(Data records)
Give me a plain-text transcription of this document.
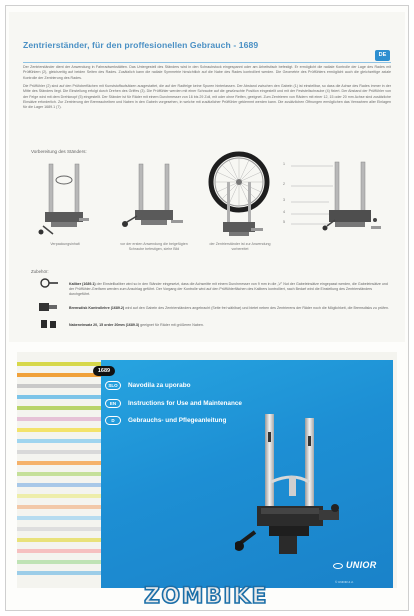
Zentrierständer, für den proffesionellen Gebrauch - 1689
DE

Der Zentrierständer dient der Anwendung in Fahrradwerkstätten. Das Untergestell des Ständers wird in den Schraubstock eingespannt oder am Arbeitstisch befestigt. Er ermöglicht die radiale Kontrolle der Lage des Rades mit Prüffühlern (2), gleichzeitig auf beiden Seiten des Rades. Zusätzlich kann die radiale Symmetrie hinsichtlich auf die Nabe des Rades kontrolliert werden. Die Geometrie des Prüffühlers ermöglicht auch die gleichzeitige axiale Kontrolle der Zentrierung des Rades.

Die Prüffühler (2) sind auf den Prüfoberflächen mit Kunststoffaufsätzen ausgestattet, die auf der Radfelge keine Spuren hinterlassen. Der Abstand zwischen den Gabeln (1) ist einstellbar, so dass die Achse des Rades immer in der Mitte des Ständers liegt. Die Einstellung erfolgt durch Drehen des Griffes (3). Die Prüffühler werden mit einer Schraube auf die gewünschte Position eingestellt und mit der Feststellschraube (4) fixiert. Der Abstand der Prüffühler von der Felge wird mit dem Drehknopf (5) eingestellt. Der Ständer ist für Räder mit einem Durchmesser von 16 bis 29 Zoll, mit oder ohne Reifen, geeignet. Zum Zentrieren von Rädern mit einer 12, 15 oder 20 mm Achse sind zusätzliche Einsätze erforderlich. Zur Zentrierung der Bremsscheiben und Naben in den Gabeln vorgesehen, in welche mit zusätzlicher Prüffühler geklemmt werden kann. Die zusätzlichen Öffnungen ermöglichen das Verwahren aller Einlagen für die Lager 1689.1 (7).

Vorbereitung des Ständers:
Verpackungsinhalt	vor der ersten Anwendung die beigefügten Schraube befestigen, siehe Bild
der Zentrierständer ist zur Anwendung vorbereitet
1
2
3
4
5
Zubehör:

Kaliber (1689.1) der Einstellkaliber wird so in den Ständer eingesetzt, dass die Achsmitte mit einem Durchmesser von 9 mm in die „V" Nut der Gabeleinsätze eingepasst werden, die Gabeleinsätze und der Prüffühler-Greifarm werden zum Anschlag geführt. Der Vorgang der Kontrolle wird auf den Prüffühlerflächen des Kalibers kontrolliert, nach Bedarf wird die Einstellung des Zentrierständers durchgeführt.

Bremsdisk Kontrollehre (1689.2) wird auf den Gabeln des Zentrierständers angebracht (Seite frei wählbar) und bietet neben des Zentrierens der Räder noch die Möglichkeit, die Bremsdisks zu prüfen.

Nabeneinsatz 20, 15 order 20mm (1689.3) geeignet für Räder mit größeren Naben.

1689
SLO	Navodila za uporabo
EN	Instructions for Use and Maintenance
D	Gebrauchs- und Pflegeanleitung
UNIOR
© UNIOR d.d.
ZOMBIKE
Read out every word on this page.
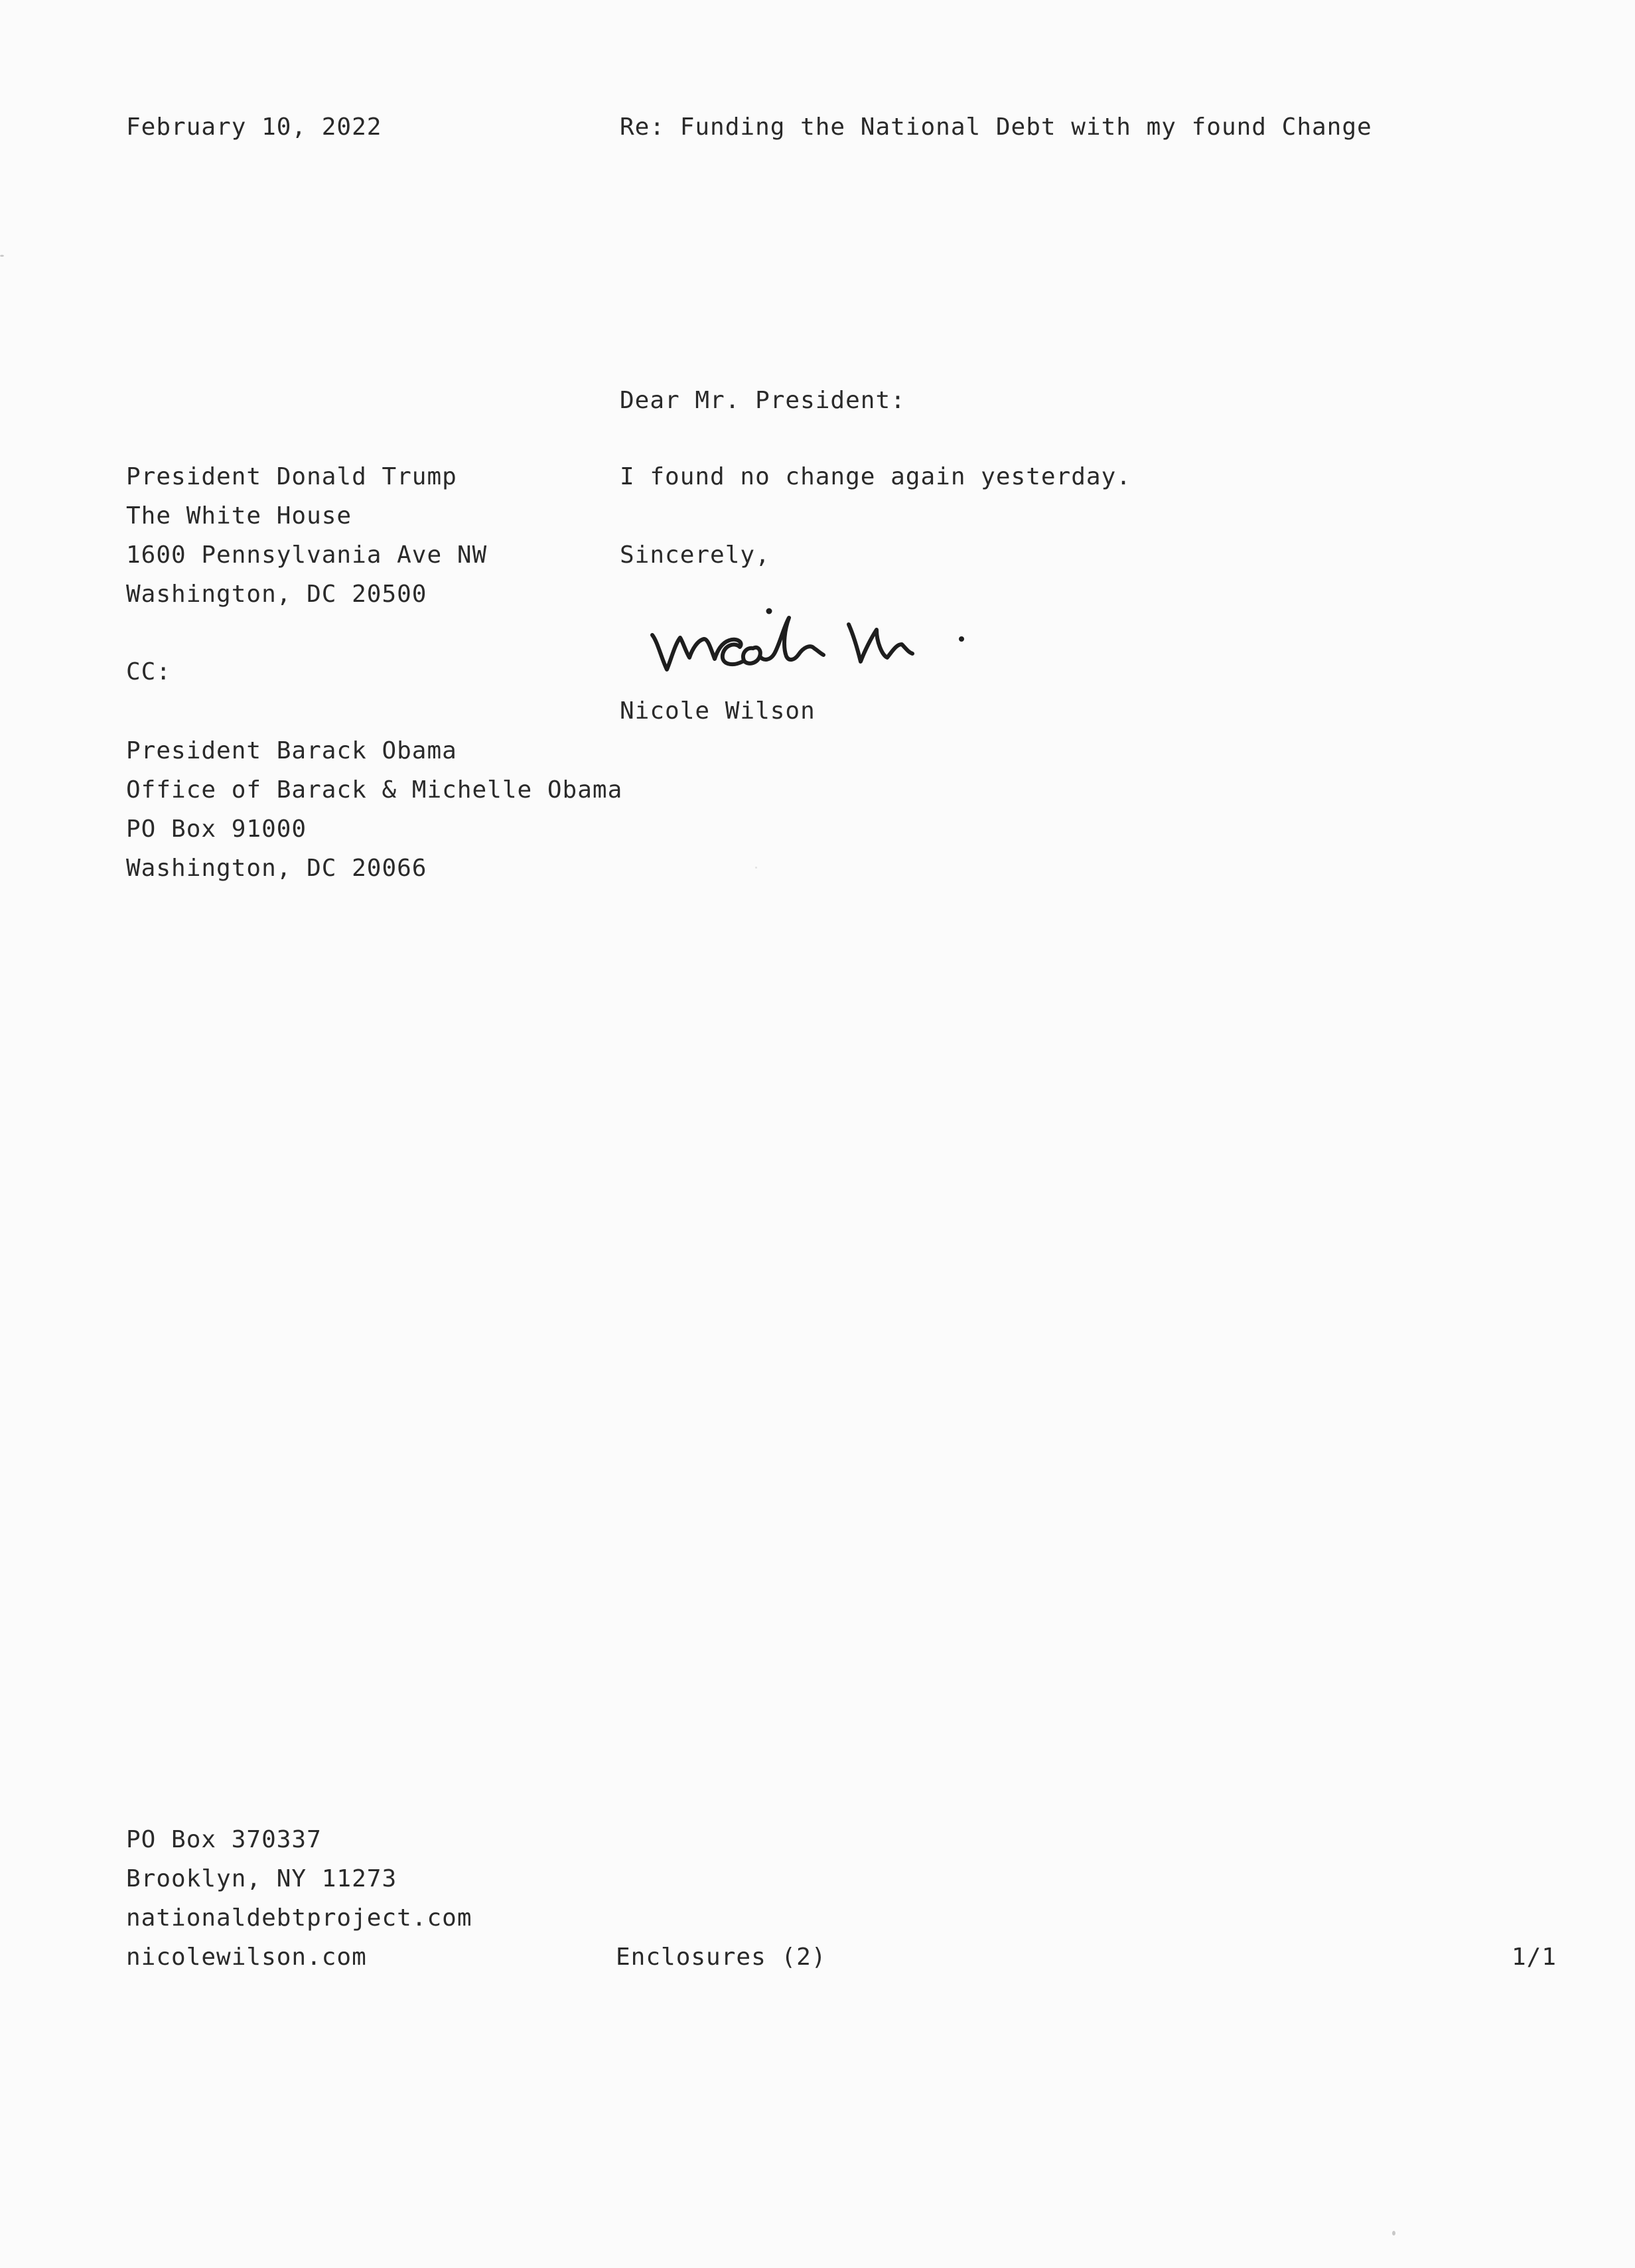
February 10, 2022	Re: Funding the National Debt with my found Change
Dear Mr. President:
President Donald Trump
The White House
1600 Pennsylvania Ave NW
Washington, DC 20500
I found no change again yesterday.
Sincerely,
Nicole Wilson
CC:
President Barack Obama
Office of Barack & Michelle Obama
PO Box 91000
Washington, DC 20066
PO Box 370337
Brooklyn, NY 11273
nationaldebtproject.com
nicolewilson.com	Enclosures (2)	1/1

• **EXERCISE DESCRIPTION**
Transcribe the full listing character for character. Pictures are excluded.

• **SOLUTION TO THIS PROBLEM**
Give me a plain-text transcription of this document.
Zentrierständer, für den proffesionellen Gebrauch - 1689
DE

Der Zentrierständer dient der Anwendung in Fahrradwerkstätten. Das Untergestell des Ständers wird in den Schraubstock eingespannt oder am Arbeitstisch befestigt. Er ermöglicht die radiale Kontrolle der Lage des Rades mit Prüffühlern (2), gleichzeitig auf beiden Seiten des Rades. Zusätzlich kann die radiale Symmetrie hinsichtlich auf die Nabe des Rades kontrolliert werden. Die Geometrie des Prüffühlers ermöglicht auch die gleichzeitige axiale Kontrolle der Zentrierung des Rades.

Die Prüffühler (2) sind auf den Prüfoberflächen mit Kunststoffaufsätzen ausgestattet, die auf der Radfelge keine Spuren hinterlassen. Der Abstand zwischen den Gabeln (1) ist einstellbar, so dass die Achse des Rades immer in der Mitte des Ständers liegt. Die Einstellung erfolgt durch Drehen des Griffes (3). Die Prüffühler werden mit einer Schraube auf die gewünschte Position eingestellt und mit der Feststellschraube (4) fixiert. Der Abstand der Prüffühler von der Felge wird mit dem Drehknopf (5) eingestellt. Der Ständer ist für Räder mit einem Durchmesser von 16 bis 29 Zoll, mit oder ohne Reifen, geeignet. Zum Zentrieren von Rädern mit einer 12, 15 oder 20 mm Achse sind zusätzliche Einsätze erforderlich. Zur Zentrierung der Bremsscheiben und Naben in den Gabeln vorgesehen, in welche mit zusätzlicher Prüffühler geklemmt werden kann. Die zusätzlichen Öffnungen ermöglichen das Verwahren aller Einlagen für die Lager 1689.1 (7).

Vorbereitung des Ständers:
Verpackungsinhalt	vor der ersten Anwendung die beigefügten Schraube befestigen, siehe Bild
der Zentrierständer ist zur Anwendung vorbereitet
1
2
3
4
5
Zubehör:

Kaliber (1689.1) der Einstellkaliber wird so in den Ständer eingesetzt, dass die Achsmitte mit einem Durchmesser von 9 mm in die „V" Nut der Gabeleinsätze eingepasst werden, die Gabeleinsätze und der Prüffühler-Greifarm werden zum Anschlag geführt. Der Vorgang der Kontrolle wird auf den Prüffühlerflächen des Kalibers kontrolliert, nach Bedarf wird die Einstellung des Zentrierständers durchgeführt.

Bremsdisk Kontrollehre (1689.2) wird auf den Gabeln des Zentrierständers angebracht (Seite frei wählbar) und bietet neben des Zentrierens der Räder noch die Möglichkeit, die Bremsdisks zu prüfen.

Nabeneinsatz 20, 15 order 20mm (1689.3) geeignet für Räder mit größeren Naben.

1689
SLO	Navodila za uporabo
EN	Instructions for Use and Maintenance
D	Gebrauchs- und Pflegeanleitung
UNIOR
© UNIOR d.d.
ZOMBIKE
Read out every word on this page.
February 10, 2022	Re: Funding the National Debt with my found Change
Dear Mr. President:
President Donald Trump
The White House
1600 Pennsylvania Ave NW
Washington, DC 20500
I found no change again yesterday.
Sincerely,
Nicole Wilson
CC:
President Barack Obama
Office of Barack & Michelle Obama
PO Box 91000
Washington, DC 20066
PO Box 370337
Brooklyn, NY 11273
nationaldebtproject.com
nicolewilson.com	Enclosures (2)	1/1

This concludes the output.